## The data
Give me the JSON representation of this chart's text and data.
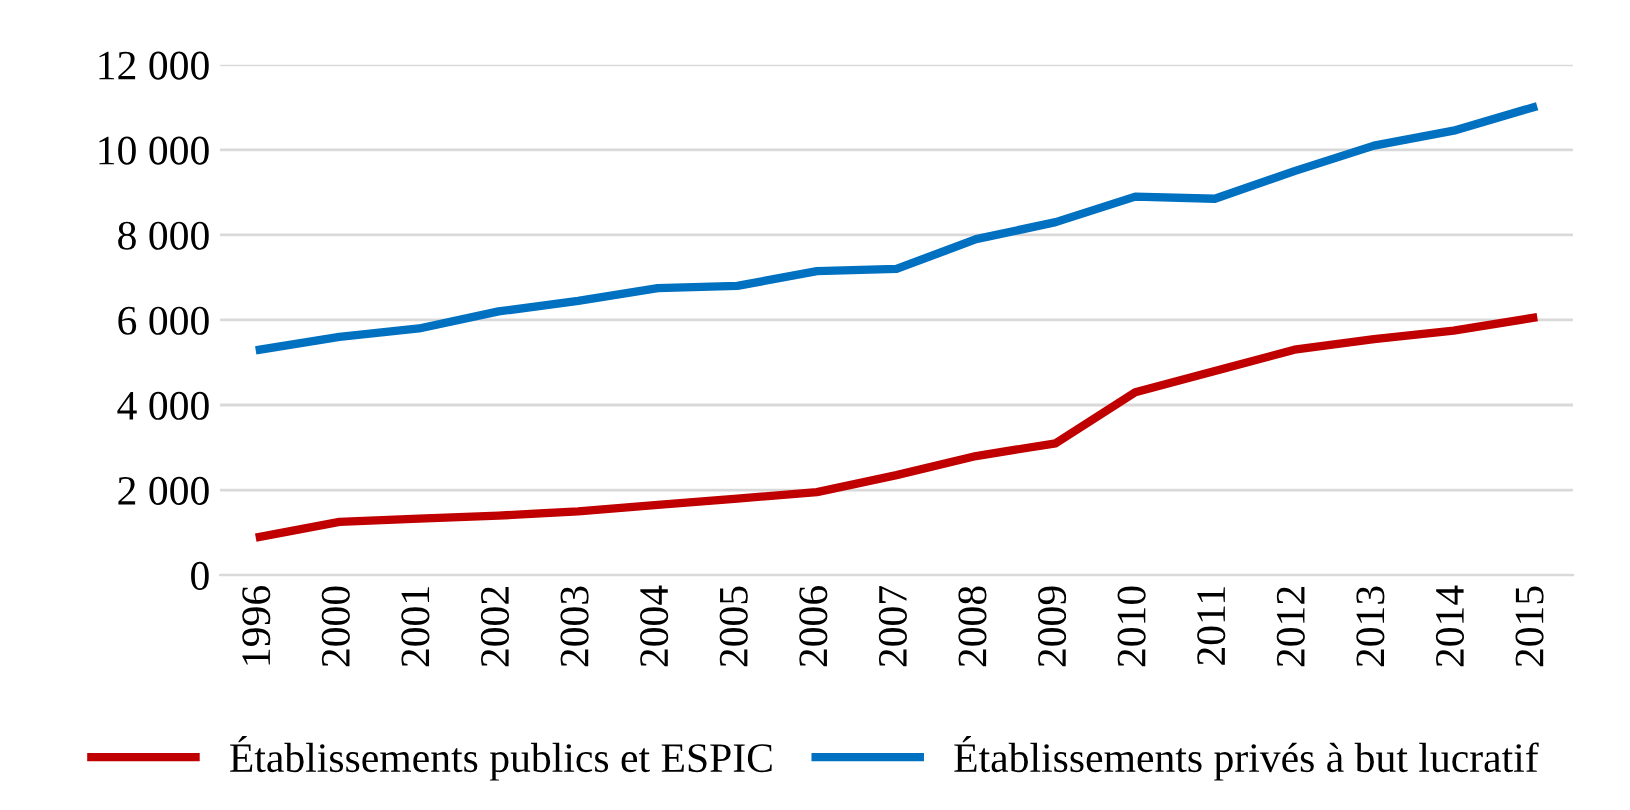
{
  "chart_data": {
    "type": "line",
    "categories": [
      "1996",
      "2000",
      "2001",
      "2002",
      "2003",
      "2004",
      "2005",
      "2006",
      "2007",
      "2008",
      "2009",
      "2010",
      "2011",
      "2012",
      "2013",
      "2014",
      "2015"
    ],
    "series": [
      {
        "name": "Établissements publics et ESPIC",
        "color": "#c00000",
        "values": [
          900,
          1250,
          1330,
          1400,
          1500,
          1650,
          1800,
          1950,
          2350,
          2800,
          3100,
          4300,
          4800,
          5300,
          5550,
          5750,
          6050
        ]
      },
      {
        "name": "Établissements privés à but lucratif",
        "color": "#0070c0",
        "values": [
          5300,
          5600,
          5800,
          6200,
          6450,
          6750,
          6800,
          7150,
          7200,
          7900,
          8300,
          8900,
          8850,
          9500,
          10100,
          10450,
          11000
        ]
      }
    ],
    "ylim": [
      0,
      12000
    ],
    "yticks": [
      0,
      {
        "value": 2000,
        "label": "2 000"
      },
      {
        "value": 4000,
        "label": "4 000"
      },
      {
        "value": 6000,
        "label": "6 000"
      },
      {
        "value": 8000,
        "label": "8 000"
      },
      {
        "value": 10000,
        "label": "10 000"
      },
      {
        "value": 12000,
        "label": "12 000"
      }
    ],
    "grid": "y",
    "legend": "bottom",
    "marker": "none",
    "line_style": "solid"
  }
}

## What is needed
Consider the entries above and return each line with the string "label".

## Output of the task
        "label": "2 000"
        "label": "4 000"
        "label": "6 000"
        "label": "8 000"
        "label": "10 000"
        "label": "12 000"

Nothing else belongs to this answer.